MATERIAL PROVIDED.
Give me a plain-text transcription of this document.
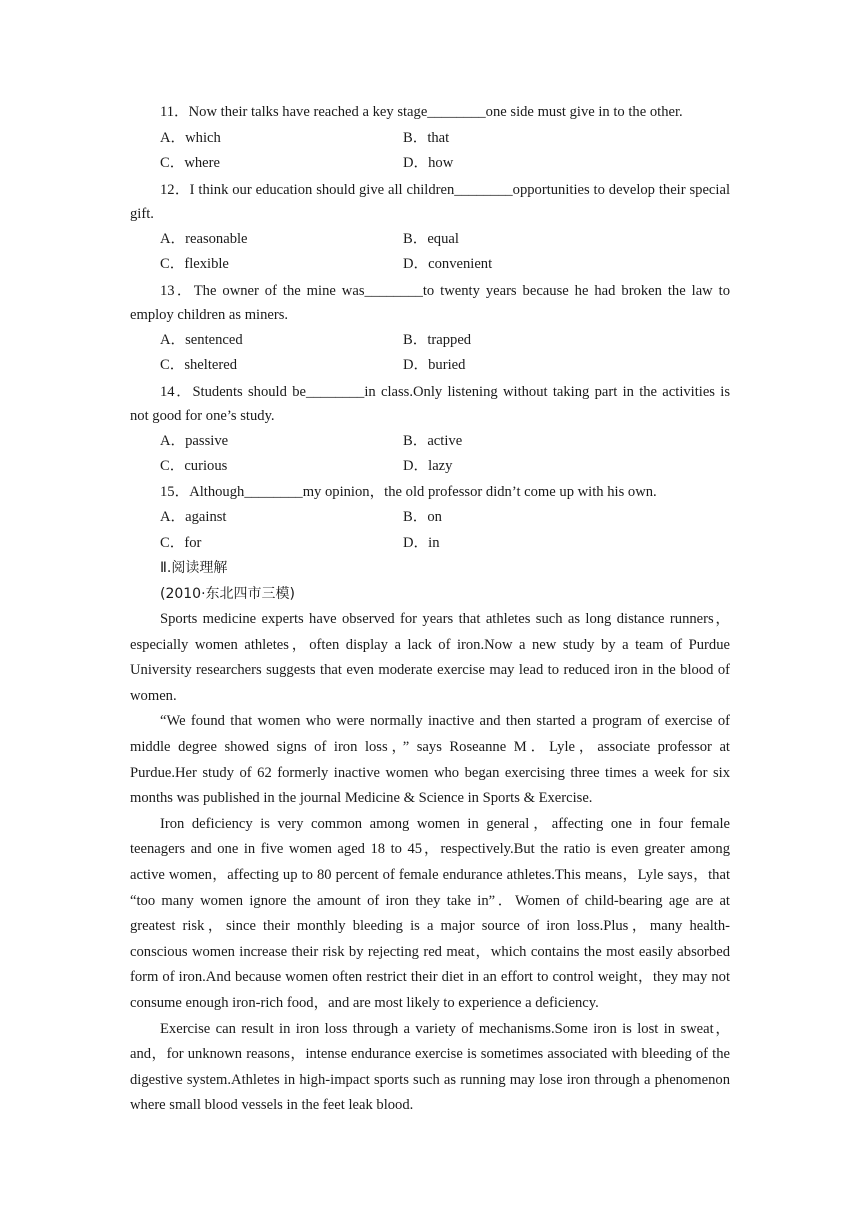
11．Now their talks have reached a key stage________one side must give in to the other.
A．which	B．that
C．where	D．how
12．I think our education should give all children________opportunities to develop their special gift.
A．reasonable	B．equal
C．flexible	D．convenient
13．The owner of the mine was________to twenty years because he had broken the law to employ children as miners.
A．sentenced	B．trapped
C．sheltered	D．buried
14．Students should be________in class.Only listening without taking part in the activities is not good for one’s study.
A．passive	B．active
C．curious	D．lazy
15．Although________my opinion，the old professor didn’t come up with his own.
A．against	B．on
C．for	D．in
Ⅱ.阅读理解
(2010·东北四市三模)

Sports medicine experts have observed for years that athletes such as long distance runners，especially women athletes，often display a lack of iron.Now a new study by a team of Purdue University researchers suggests that even moderate exercise may lead to reduced iron in the blood of women.

“We found that women who were normally inactive and then started a program of exercise of middle degree showed signs of iron loss，” says Roseanne M．Lyle，associate professor at Purdue.Her study of 62 formerly inactive women who began exercising three times a week for six months was published in the journal Medicine & Science in Sports & Exercise.

Iron deficiency is very common among women in general，affecting one in four female teenagers and one in five women aged 18 to 45，respectively.But the ratio is even greater among active women，affecting up to 80 percent of female endurance athletes.This means，Lyle says，that “too many women ignore the amount of iron they take in”．Women of child-bearing age are at greatest risk，since their monthly bleeding is a major source of iron loss.Plus，many health-conscious women increase their risk by rejecting red meat，which contains the most easily absorbed form of iron.And because women often restrict their diet in an effort to control weight，they may not consume enough iron-rich food，and are most likely to experience a deficiency.

Exercise can result in iron loss through a variety of mechanisms.Some iron is lost in sweat，and，for unknown reasons，intense endurance exercise is sometimes associated with bleeding of the digestive system.Athletes in high-impact sports such as running may lose iron through a phenomenon where small blood vessels in the feet leak blood.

GIVEN EXERCISE. Every entry above needs to be retyped exactly; drop the pictures.

TASK RESPONSE.
Give me a plain-text transcription of this document.
11．Now their talks have reached a key stage________one side must give in to the other.
A．which	B．that
C．where	D．how
12．I think our education should give all children________opportunities to develop their special gift.
A．reasonable	B．equal
C．flexible	D．convenient
13．The owner of the mine was________to twenty years because he had broken the law to employ children as miners.
A．sentenced	B．trapped
C．sheltered	D．buried
14．Students should be________in class.Only listening without taking part in the activities is not good for one’s study.
A．passive	B．active
C．curious	D．lazy
15．Although________my opinion，the old professor didn’t come up with his own.
A．against	B．on
C．for	D．in
Ⅱ.阅读理解
(2010·东北四市三模)

Sports medicine experts have observed for years that athletes such as long distance runners，especially women athletes，often display a lack of iron.Now a new study by a team of Purdue University researchers suggests that even moderate exercise may lead to reduced iron in the blood of women.

“We found that women who were normally inactive and then started a program of exercise of middle degree showed signs of iron loss，” says Roseanne M．Lyle，associate professor at Purdue.Her study of 62 formerly inactive women who began exercising three times a week for six months was published in the journal Medicine & Science in Sports & Exercise.

Iron deficiency is very common among women in general，affecting one in four female teenagers and one in five women aged 18 to 45，respectively.But the ratio is even greater among active women，affecting up to 80 percent of female endurance athletes.This means，Lyle says，that “too many women ignore the amount of iron they take in”．Women of child-bearing age are at greatest risk，since their monthly bleeding is a major source of iron loss.Plus，many health-conscious women increase their risk by rejecting red meat，which contains the most easily absorbed form of iron.And because women often restrict their diet in an effort to control weight，they may not consume enough iron-rich food，and are most likely to experience a deficiency.

Exercise can result in iron loss through a variety of mechanisms.Some iron is lost in sweat，and，for unknown reasons，intense endurance exercise is sometimes associated with bleeding of the digestive system.Athletes in high-impact sports such as running may lose iron through a phenomenon where small blood vessels in the feet leak blood.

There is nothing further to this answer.